▶ [Try it]: How many lines in this data contain the string "screenshot"? Reply with the number only.

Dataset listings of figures
↓

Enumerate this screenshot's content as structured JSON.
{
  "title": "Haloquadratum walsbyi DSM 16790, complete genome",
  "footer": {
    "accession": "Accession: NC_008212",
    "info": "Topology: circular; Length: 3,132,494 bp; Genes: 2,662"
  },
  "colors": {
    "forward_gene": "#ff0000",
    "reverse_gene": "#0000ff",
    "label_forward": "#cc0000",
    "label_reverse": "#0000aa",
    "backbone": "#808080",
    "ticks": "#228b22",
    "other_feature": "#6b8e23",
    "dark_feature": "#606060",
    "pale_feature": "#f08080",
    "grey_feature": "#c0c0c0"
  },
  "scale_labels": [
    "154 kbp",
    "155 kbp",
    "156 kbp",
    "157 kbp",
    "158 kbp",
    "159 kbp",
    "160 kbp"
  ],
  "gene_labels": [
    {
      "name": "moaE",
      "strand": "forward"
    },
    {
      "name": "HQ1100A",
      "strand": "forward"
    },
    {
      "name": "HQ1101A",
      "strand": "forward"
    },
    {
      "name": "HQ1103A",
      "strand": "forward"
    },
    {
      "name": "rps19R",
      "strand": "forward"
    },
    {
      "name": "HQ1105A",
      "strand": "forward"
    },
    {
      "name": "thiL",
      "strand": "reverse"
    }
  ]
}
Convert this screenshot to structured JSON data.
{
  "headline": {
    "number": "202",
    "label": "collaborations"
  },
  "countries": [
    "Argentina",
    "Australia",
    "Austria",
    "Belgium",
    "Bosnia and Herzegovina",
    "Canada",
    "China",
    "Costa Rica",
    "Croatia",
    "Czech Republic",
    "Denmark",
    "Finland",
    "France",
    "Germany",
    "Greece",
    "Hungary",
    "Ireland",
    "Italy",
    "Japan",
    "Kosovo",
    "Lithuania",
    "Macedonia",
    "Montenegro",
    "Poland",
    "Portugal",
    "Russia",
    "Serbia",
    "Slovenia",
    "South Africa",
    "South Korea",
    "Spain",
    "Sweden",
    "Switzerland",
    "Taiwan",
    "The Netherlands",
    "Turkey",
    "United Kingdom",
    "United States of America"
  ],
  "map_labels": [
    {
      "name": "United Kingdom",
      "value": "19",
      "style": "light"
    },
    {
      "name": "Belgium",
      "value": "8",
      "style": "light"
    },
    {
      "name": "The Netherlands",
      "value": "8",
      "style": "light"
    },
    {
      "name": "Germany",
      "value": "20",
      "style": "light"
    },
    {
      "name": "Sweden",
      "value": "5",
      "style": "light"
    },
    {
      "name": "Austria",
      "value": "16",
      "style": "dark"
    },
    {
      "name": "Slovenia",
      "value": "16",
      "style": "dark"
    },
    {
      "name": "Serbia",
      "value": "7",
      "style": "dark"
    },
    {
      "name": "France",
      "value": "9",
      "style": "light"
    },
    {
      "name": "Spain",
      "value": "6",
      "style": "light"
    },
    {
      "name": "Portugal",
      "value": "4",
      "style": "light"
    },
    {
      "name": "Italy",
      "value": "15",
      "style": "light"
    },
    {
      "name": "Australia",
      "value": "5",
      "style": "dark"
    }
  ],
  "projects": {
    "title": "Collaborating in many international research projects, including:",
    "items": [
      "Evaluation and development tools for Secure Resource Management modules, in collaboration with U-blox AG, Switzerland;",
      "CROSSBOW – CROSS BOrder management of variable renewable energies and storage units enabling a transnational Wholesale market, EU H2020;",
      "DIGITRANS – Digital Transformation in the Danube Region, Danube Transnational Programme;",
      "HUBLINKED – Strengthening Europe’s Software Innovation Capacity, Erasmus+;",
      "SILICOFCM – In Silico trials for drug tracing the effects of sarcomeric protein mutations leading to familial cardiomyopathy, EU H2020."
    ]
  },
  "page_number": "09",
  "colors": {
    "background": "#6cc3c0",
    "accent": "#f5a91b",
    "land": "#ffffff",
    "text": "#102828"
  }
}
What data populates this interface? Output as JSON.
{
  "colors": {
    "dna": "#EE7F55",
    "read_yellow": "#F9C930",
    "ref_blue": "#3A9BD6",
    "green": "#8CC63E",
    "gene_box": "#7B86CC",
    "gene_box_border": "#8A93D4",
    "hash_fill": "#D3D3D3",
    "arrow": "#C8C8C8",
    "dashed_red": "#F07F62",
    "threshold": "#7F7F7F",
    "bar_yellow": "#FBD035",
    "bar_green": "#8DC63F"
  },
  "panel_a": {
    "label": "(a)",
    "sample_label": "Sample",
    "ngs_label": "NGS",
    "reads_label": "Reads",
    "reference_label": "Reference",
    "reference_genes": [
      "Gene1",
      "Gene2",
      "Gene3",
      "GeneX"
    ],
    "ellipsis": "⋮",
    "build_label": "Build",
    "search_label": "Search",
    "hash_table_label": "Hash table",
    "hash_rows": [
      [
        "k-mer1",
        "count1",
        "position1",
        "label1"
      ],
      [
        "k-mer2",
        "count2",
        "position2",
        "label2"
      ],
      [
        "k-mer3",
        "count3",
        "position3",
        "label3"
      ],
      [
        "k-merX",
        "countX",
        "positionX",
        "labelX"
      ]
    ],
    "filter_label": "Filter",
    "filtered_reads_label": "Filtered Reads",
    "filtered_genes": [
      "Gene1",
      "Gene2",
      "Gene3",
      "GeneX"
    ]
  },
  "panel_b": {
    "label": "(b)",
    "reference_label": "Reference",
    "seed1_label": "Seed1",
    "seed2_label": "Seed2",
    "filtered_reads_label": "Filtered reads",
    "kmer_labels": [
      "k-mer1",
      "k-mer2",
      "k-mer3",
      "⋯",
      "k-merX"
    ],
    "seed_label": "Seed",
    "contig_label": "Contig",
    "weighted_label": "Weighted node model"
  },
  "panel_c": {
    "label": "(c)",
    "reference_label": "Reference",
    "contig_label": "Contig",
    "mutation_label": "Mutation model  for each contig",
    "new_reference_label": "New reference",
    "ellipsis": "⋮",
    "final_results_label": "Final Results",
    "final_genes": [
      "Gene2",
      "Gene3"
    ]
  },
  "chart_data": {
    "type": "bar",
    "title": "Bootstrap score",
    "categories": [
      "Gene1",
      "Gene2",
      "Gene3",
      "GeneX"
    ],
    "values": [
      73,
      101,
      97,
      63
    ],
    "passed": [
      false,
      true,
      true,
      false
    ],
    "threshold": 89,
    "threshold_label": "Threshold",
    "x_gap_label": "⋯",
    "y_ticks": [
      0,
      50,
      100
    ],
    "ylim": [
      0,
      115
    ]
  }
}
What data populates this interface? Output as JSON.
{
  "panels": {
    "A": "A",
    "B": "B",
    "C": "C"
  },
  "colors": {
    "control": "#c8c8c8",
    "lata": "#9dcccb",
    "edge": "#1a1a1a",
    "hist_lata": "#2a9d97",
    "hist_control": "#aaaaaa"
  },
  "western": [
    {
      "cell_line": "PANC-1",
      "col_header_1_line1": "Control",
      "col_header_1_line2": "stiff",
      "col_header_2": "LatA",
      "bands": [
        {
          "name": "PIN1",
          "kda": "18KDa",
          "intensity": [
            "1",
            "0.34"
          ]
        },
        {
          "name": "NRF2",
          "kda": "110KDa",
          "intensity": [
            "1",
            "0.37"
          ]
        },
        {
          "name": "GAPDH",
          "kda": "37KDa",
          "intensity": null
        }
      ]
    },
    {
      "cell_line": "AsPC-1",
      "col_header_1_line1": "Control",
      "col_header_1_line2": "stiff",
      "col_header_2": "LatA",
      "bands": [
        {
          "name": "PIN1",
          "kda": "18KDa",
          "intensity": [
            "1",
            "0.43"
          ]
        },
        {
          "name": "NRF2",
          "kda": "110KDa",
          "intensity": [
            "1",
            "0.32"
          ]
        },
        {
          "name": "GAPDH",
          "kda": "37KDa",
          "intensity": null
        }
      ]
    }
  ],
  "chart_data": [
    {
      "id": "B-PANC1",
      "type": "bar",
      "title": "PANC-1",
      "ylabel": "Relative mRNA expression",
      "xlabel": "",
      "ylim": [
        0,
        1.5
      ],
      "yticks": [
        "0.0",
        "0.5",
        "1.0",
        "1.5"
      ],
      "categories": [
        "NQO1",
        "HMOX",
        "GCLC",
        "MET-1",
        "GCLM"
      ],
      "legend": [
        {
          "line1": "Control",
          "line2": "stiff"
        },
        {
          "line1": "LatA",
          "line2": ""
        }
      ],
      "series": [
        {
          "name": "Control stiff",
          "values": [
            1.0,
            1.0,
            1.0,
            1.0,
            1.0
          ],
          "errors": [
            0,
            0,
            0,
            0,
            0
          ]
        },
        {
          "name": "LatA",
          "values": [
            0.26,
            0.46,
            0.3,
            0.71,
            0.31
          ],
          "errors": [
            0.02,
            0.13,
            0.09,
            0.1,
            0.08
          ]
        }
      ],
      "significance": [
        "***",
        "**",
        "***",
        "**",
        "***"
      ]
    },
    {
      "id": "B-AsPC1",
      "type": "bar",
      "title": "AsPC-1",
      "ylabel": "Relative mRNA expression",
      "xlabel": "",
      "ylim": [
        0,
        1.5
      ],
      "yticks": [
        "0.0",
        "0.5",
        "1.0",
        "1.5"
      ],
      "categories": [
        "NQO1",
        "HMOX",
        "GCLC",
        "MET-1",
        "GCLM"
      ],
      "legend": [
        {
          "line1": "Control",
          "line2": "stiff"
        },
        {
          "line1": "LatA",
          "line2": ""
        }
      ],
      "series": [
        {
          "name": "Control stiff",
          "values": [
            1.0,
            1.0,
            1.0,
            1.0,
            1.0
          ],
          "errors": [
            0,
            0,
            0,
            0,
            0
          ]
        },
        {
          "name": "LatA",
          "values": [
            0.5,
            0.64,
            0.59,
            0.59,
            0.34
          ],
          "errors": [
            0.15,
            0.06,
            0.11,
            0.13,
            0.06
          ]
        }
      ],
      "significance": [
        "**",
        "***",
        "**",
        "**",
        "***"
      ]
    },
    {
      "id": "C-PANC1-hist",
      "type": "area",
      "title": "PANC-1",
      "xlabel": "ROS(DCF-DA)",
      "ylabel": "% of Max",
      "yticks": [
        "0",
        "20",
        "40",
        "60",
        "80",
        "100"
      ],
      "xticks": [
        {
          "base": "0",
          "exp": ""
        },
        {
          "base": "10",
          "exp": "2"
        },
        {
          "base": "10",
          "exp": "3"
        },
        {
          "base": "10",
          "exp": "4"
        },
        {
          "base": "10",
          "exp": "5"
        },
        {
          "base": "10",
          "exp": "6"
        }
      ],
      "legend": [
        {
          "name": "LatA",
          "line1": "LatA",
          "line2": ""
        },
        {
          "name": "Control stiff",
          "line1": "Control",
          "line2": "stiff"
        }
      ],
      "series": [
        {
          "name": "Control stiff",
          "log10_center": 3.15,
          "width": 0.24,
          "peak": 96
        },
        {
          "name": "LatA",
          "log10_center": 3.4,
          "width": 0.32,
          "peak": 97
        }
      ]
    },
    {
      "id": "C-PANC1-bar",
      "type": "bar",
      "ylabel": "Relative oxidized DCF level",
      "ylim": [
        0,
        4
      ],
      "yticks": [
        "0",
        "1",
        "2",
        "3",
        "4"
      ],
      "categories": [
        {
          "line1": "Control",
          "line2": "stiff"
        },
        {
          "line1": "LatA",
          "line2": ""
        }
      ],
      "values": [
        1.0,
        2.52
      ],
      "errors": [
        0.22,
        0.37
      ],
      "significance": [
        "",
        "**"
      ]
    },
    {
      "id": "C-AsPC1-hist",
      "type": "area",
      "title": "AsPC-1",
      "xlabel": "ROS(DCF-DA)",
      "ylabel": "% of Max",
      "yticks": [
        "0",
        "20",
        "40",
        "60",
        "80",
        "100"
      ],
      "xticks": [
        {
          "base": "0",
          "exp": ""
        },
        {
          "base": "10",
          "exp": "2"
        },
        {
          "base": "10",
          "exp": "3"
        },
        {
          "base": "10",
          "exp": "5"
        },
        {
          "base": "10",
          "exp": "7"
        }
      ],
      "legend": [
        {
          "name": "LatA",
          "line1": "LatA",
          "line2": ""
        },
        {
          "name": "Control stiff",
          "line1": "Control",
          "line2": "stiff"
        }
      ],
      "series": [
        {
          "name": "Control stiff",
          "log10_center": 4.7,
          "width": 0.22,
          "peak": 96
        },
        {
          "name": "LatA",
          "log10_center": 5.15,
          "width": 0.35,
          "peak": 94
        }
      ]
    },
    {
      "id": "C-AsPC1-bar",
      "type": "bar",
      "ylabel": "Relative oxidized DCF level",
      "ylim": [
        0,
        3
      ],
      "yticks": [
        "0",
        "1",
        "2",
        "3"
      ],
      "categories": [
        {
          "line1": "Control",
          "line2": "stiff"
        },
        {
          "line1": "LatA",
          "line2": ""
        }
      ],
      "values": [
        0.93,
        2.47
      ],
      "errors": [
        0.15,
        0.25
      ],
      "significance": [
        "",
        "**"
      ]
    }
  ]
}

↑

▶ [Task answer]: 2